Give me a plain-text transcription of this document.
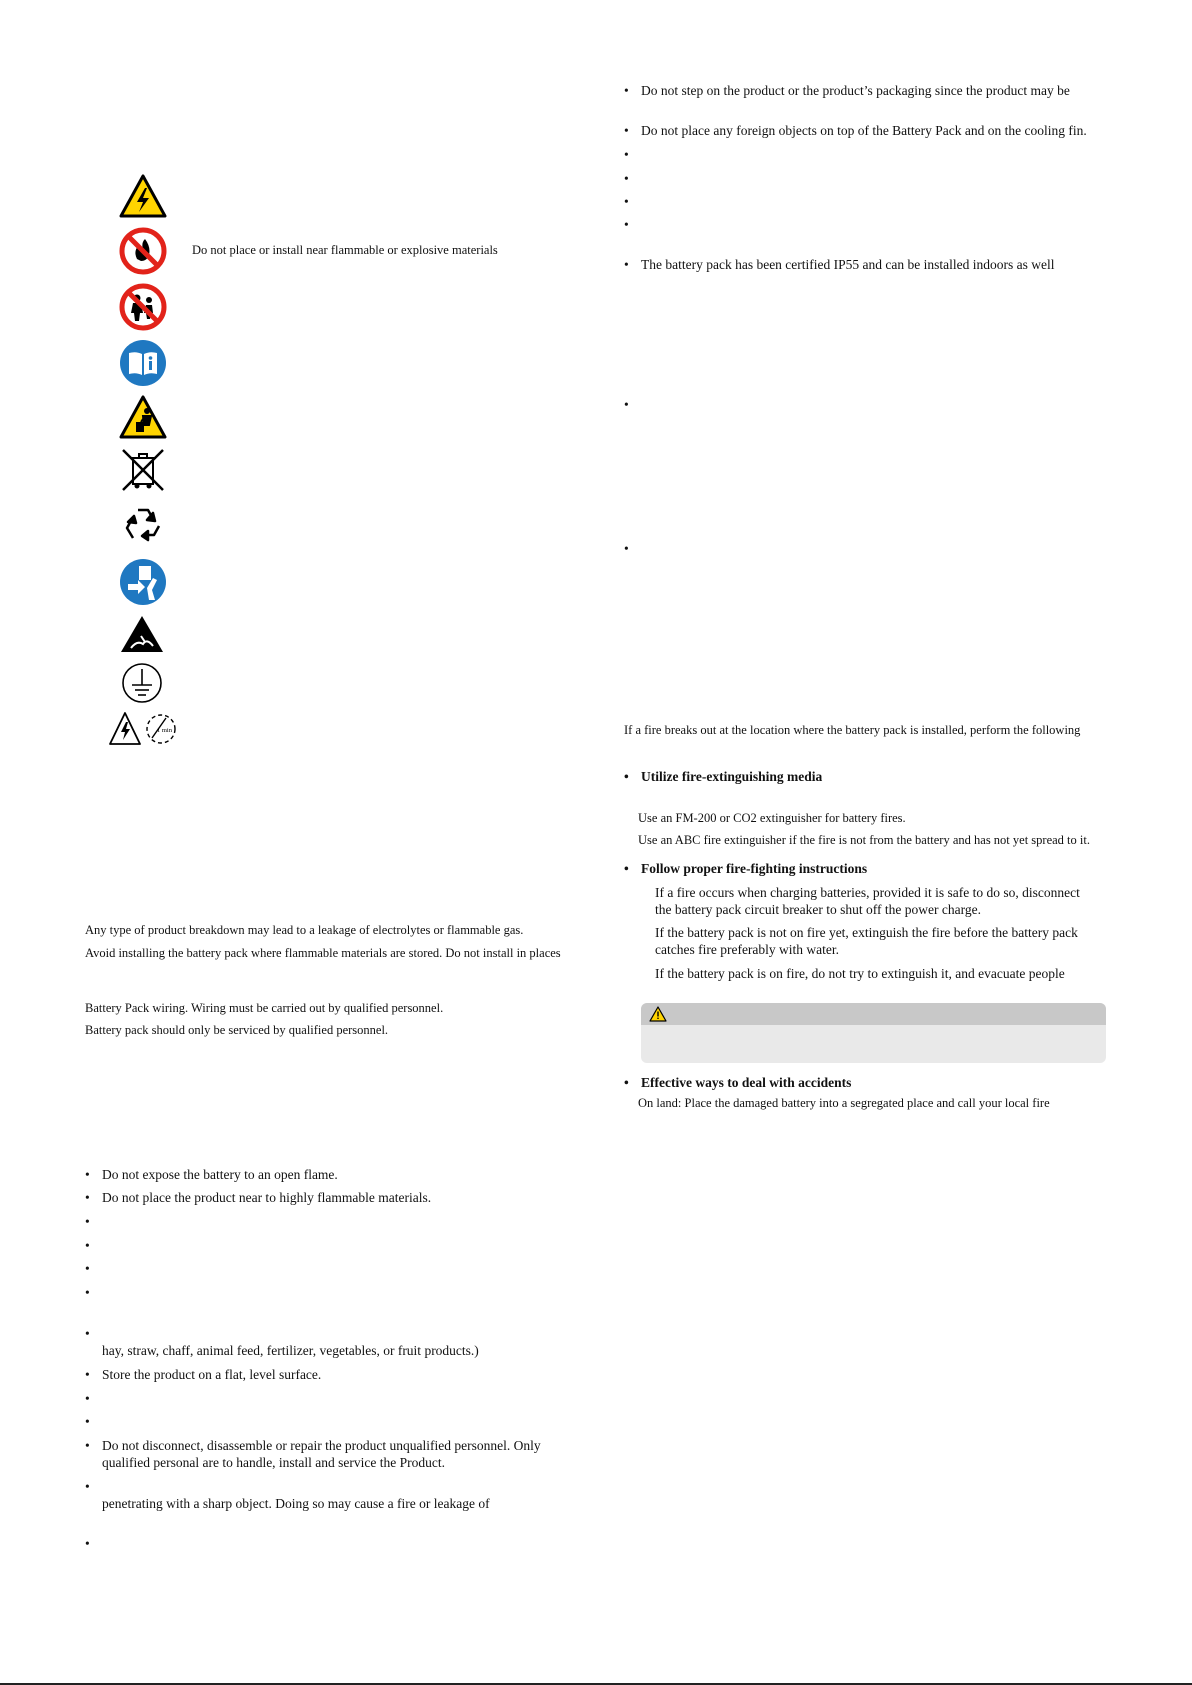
Do not place or install near flammable or explosive materials
1 min
Any type of product breakdown may lead to a leakage of electrolytes or flammable gas.
Avoid installing the battery pack where flammable materials are stored. Do not install in places
Battery Pack wiring. Wiring must be carried out by qualified personnel.
Battery pack should only be serviced by qualified personnel.
• Do not expose the battery to an open flame.
• Do not place the product near to highly flammable materials.
•
•
•
•
•
hay, straw, chaff, animal feed, fertilizer, vegetables, or fruit products.)
• Store the product on a flat, level surface.
•
•
• Do not disconnect, disassemble or repair the product unqualified personnel. Only
qualified personal are to handle, install and service the Product.
•
penetrating with a sharp object. Doing so may cause a fire or leakage of
•
• Do not step on the product or the product’s packaging since the product may be
• Do not place any foreign objects on top of the Battery Pack and on the cooling fin.
•
•
•
•
• The battery pack has been certified IP55 and can be installed indoors as well
•
•
If a fire breaks out at the location where the battery pack is installed, perform the following
• Utilize fire-extinguishing media
Use an FM-200 or CO2 extinguisher for battery fires.
Use an ABC fire extinguisher if the fire is not from the battery and has not yet spread to it.
• Follow proper fire-fighting instructions
If a fire occurs when charging batteries, provided it is safe to do so, disconnect
the battery pack circuit breaker to shut off the power charge.
If the battery pack is not on fire yet, extinguish the fire before the battery pack
catches fire preferably with water.
If the battery pack is on fire, do not try to extinguish it, and evacuate people
• Effective ways to deal with accidents
On land: Place the damaged battery into a segregated place and call your local fire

**Problem**
Extract all lines that hold the word "where".

**Answer to this task**
Avoid installing the battery pack where flammable materials are stored. Do not install in places
If a fire breaks out at the location where the battery pack is installed, perform the following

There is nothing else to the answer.